_The exercise_: Your task is to copy every line of the entries that contains "Most".

_Supplied records_:
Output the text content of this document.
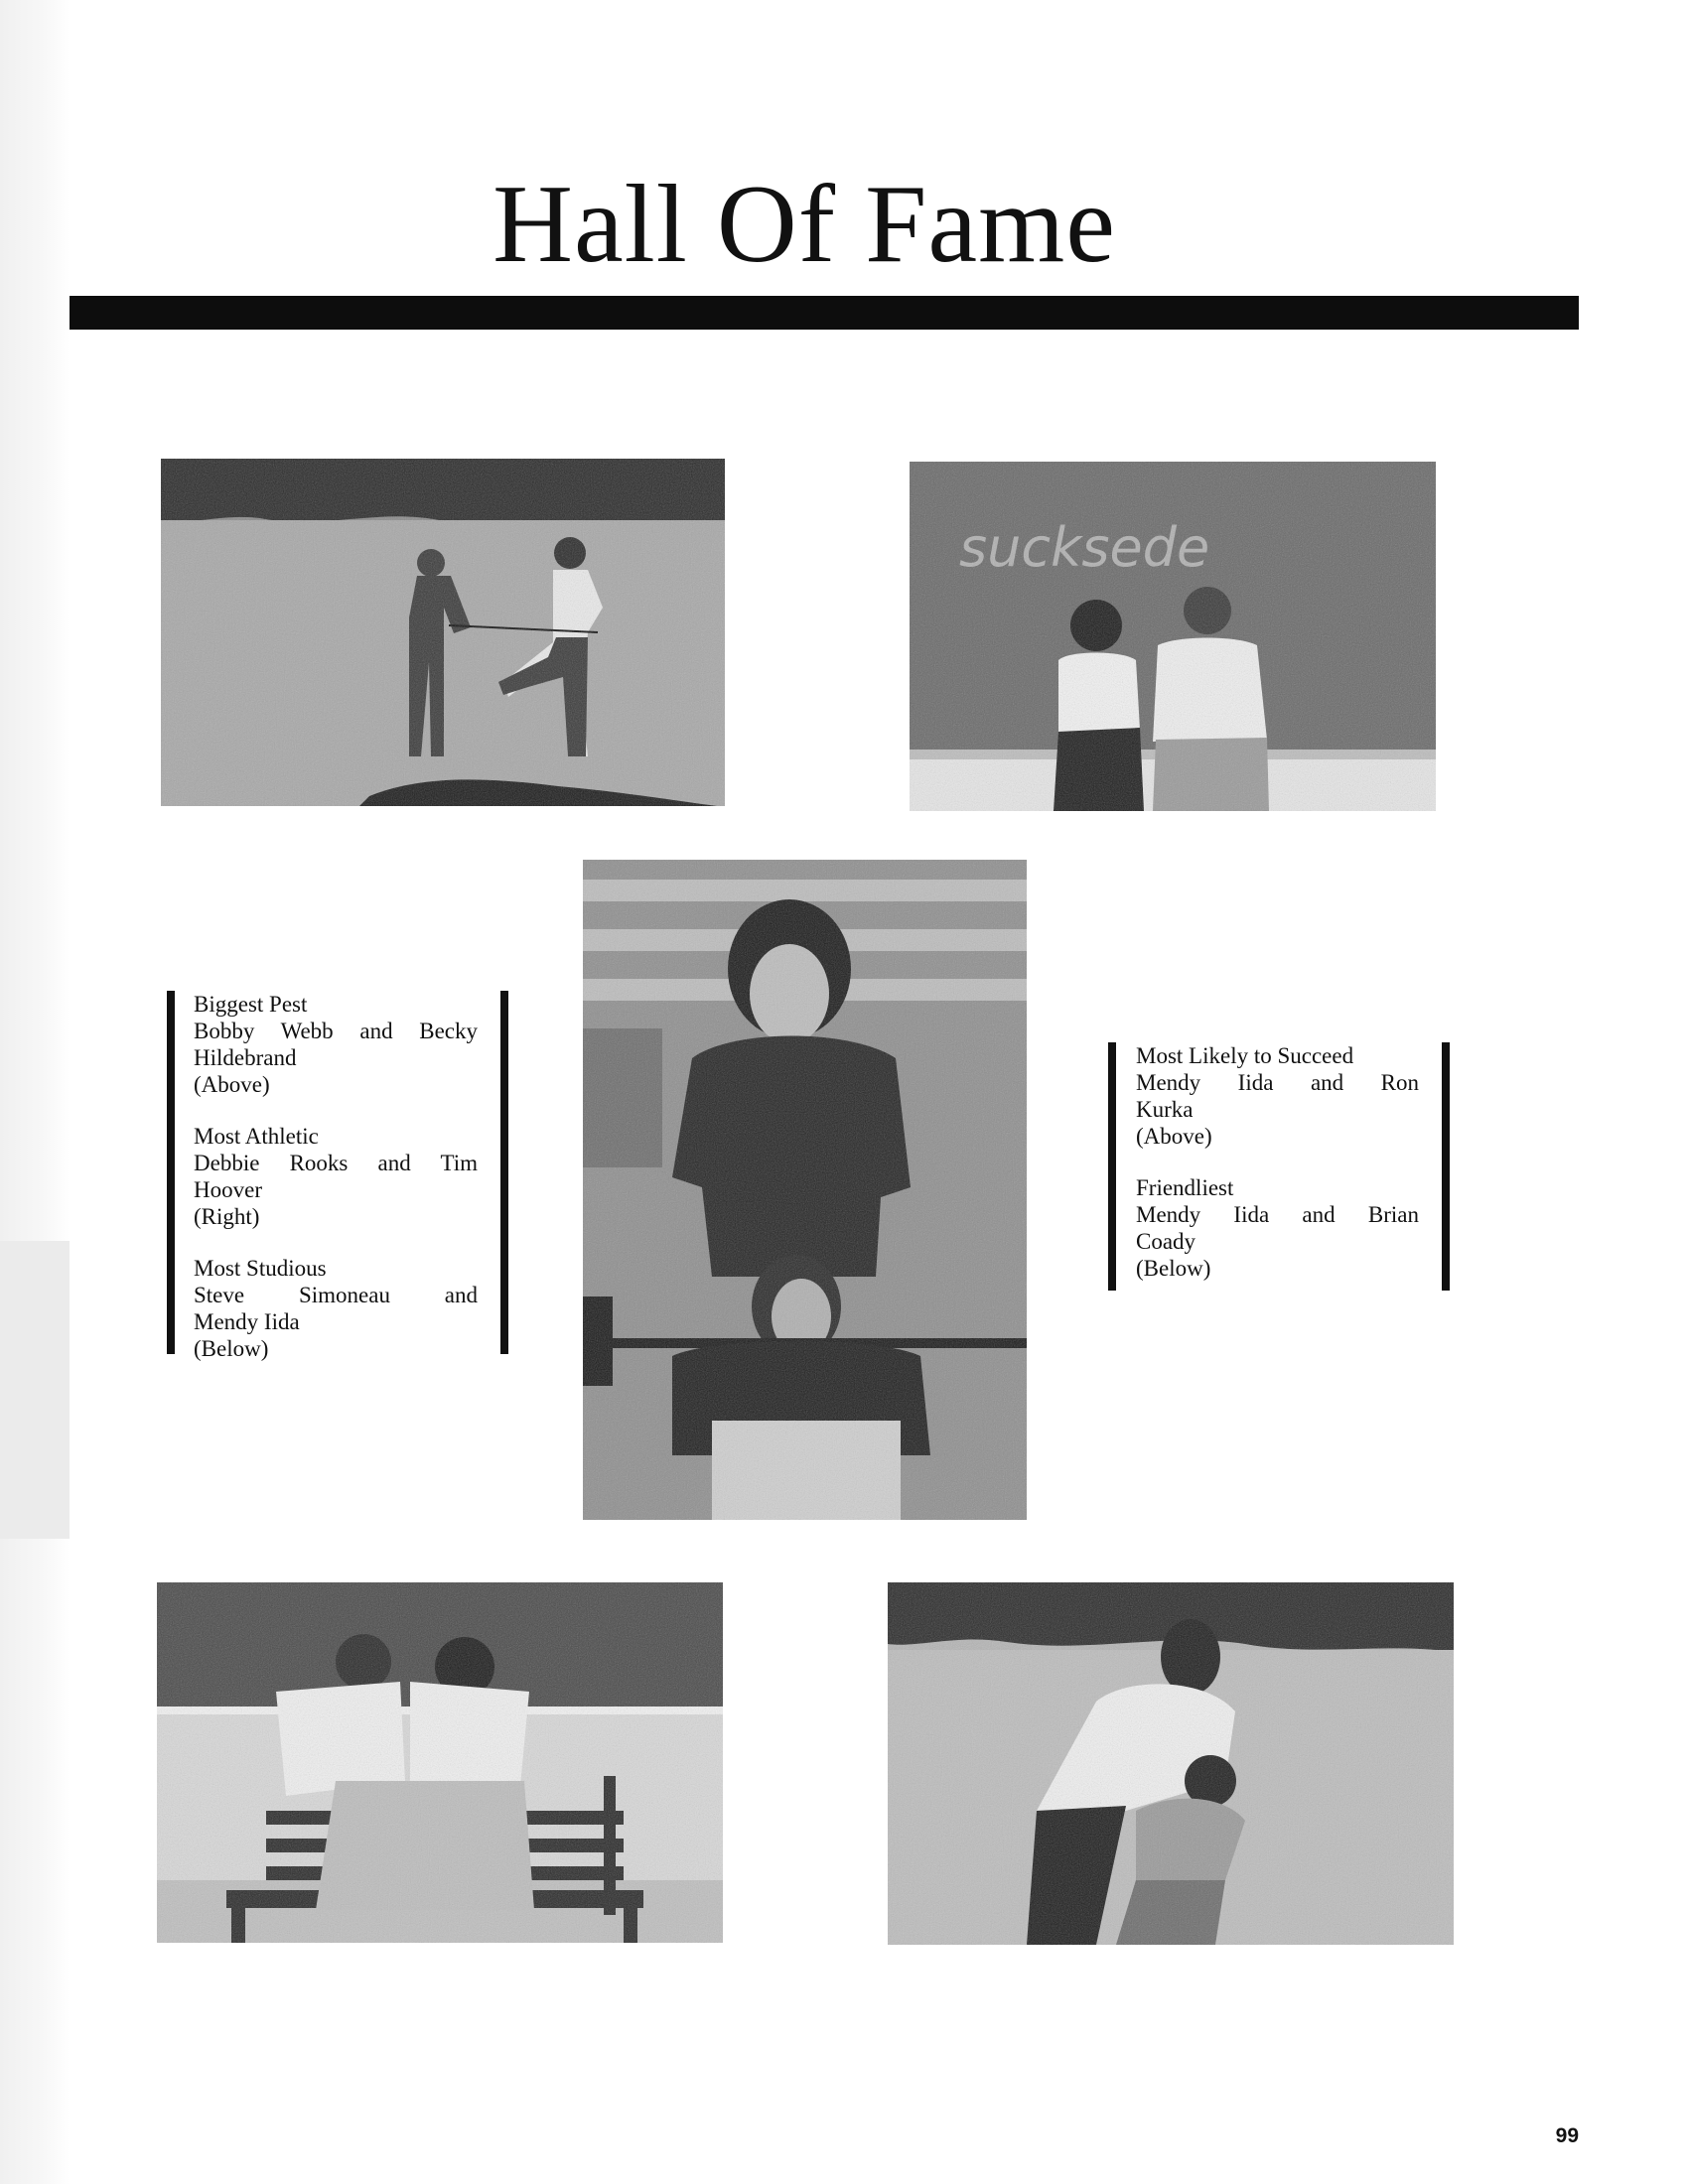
Hall Of Fame
Biggest Pest
Bobby Webb and Becky
Hildebrand
(Above)
Most Athletic
Debbie Rooks and Tim
Hoover
(Right)
Most Studious
Steve Simoneau and
Mendy Iida
(Below)
Most Likely to Succeed
Mendy Iida and Ron
Kurka
(Above)
Friendliest
Mendy Iida and Brian
Coady
(Below)
99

_Reply to the task_:
Most Athletic
Most Studious
Most Likely to Succeed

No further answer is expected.